# Information supplied start

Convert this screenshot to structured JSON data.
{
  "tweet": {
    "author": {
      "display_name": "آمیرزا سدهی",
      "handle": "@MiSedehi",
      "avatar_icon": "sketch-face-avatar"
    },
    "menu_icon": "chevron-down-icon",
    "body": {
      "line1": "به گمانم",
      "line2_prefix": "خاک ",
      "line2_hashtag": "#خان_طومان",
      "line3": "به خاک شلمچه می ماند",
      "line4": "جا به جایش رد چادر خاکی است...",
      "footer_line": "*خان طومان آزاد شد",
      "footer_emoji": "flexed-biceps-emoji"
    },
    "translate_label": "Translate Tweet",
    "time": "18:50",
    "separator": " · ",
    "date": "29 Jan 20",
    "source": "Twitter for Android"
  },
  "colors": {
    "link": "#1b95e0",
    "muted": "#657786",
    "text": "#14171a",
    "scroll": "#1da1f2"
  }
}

# Information supplied end
# Information supplied start

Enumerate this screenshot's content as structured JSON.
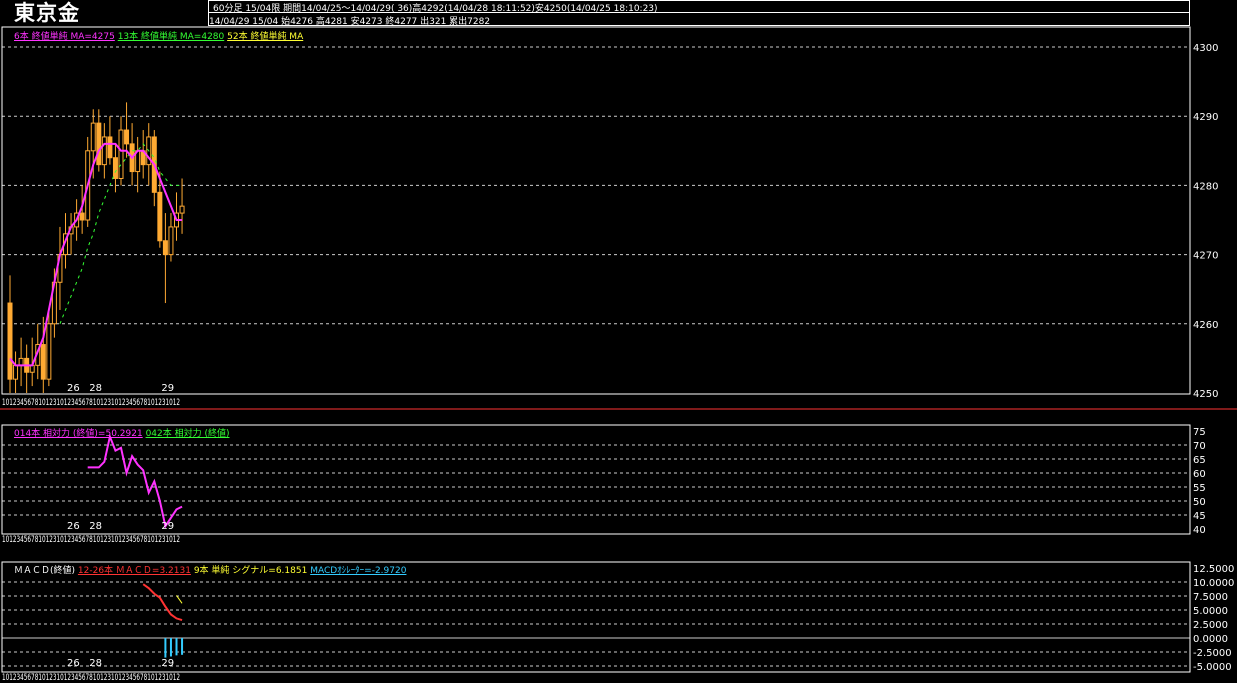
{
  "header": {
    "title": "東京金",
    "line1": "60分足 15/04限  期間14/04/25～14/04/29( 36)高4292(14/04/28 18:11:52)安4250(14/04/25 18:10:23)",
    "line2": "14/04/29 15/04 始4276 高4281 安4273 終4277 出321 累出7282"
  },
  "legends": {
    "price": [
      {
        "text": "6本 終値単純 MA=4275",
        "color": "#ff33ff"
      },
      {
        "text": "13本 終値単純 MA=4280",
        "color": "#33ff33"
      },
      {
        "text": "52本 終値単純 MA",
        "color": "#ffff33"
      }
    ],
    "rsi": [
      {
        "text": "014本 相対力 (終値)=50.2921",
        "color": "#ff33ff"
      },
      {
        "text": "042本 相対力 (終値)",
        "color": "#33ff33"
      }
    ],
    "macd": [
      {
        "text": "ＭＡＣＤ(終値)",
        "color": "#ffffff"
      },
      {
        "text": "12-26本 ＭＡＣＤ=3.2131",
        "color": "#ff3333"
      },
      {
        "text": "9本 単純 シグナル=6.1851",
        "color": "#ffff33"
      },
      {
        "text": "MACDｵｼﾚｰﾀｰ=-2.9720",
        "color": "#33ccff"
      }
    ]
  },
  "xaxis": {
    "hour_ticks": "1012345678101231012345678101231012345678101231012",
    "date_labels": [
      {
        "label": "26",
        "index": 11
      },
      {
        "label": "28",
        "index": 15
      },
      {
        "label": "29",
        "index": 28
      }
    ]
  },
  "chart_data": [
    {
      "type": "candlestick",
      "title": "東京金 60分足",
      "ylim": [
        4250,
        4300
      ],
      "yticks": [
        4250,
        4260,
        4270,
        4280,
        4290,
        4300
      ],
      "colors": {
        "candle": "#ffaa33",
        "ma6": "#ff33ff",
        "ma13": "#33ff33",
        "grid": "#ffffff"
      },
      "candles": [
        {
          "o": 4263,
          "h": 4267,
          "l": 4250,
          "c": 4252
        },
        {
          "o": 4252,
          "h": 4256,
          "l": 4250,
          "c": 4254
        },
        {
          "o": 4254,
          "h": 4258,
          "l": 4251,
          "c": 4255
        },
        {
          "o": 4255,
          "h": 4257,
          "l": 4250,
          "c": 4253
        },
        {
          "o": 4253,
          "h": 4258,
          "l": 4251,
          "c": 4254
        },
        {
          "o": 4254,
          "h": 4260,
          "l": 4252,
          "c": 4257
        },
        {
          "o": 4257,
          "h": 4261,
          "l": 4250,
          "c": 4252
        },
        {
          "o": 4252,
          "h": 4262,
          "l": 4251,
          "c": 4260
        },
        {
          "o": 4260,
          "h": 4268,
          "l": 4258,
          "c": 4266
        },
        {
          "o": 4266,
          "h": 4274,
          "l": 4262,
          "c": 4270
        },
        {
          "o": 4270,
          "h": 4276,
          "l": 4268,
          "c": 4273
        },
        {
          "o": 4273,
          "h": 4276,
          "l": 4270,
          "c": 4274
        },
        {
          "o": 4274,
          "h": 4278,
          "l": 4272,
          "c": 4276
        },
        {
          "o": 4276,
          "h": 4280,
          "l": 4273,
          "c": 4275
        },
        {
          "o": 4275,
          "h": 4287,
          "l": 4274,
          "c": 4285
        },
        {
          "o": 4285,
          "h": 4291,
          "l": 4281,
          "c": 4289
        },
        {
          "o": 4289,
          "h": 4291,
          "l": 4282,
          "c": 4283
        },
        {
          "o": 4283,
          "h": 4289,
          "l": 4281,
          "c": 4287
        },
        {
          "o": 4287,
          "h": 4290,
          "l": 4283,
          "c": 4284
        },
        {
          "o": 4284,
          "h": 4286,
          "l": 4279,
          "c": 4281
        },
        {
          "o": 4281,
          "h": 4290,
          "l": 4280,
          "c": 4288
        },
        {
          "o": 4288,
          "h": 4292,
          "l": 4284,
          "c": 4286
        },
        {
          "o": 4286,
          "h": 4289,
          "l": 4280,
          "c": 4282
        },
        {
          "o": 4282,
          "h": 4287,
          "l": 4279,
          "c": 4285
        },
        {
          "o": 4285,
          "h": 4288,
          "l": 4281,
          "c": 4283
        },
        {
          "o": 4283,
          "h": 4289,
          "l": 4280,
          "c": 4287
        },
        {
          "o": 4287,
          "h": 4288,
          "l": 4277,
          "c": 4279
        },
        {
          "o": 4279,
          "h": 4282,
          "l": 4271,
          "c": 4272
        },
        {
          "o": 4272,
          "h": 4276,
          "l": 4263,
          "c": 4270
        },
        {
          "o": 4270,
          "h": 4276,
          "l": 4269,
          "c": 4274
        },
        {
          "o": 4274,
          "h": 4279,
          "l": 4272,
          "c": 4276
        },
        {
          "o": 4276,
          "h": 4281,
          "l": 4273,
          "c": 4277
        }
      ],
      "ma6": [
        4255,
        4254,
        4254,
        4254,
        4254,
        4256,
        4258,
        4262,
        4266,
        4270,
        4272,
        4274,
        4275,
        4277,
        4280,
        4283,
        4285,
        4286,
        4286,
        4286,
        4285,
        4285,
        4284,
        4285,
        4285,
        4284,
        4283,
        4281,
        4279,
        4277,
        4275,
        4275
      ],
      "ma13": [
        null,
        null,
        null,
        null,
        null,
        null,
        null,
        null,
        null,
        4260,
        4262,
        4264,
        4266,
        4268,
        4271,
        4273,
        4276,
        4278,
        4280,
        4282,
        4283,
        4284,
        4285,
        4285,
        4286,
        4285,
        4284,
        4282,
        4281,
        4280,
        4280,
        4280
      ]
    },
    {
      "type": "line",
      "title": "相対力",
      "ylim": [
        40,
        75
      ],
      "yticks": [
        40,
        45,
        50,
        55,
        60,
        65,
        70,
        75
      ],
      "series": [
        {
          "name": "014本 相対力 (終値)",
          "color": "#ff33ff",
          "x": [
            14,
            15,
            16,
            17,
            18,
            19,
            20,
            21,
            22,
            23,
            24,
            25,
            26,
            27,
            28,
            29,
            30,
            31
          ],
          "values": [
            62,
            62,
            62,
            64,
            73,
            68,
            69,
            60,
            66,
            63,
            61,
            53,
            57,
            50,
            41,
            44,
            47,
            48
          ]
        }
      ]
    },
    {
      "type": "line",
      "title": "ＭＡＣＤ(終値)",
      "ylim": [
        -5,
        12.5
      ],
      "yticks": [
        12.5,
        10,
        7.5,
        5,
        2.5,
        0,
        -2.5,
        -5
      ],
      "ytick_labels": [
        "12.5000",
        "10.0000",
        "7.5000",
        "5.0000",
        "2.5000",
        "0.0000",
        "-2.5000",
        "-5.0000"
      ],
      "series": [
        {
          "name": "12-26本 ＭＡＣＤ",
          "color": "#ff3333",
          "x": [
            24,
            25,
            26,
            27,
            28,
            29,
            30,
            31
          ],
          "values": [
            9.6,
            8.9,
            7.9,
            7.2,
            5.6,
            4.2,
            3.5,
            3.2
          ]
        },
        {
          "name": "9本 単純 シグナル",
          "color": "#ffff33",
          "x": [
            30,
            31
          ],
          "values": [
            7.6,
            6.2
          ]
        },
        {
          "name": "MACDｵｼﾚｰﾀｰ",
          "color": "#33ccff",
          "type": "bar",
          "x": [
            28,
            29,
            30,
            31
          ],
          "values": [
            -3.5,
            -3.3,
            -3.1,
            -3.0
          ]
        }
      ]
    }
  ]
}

# Information supplied end

Across the preceding material, how many lines contain the word "this"? State the number alone.

_Output below_: 2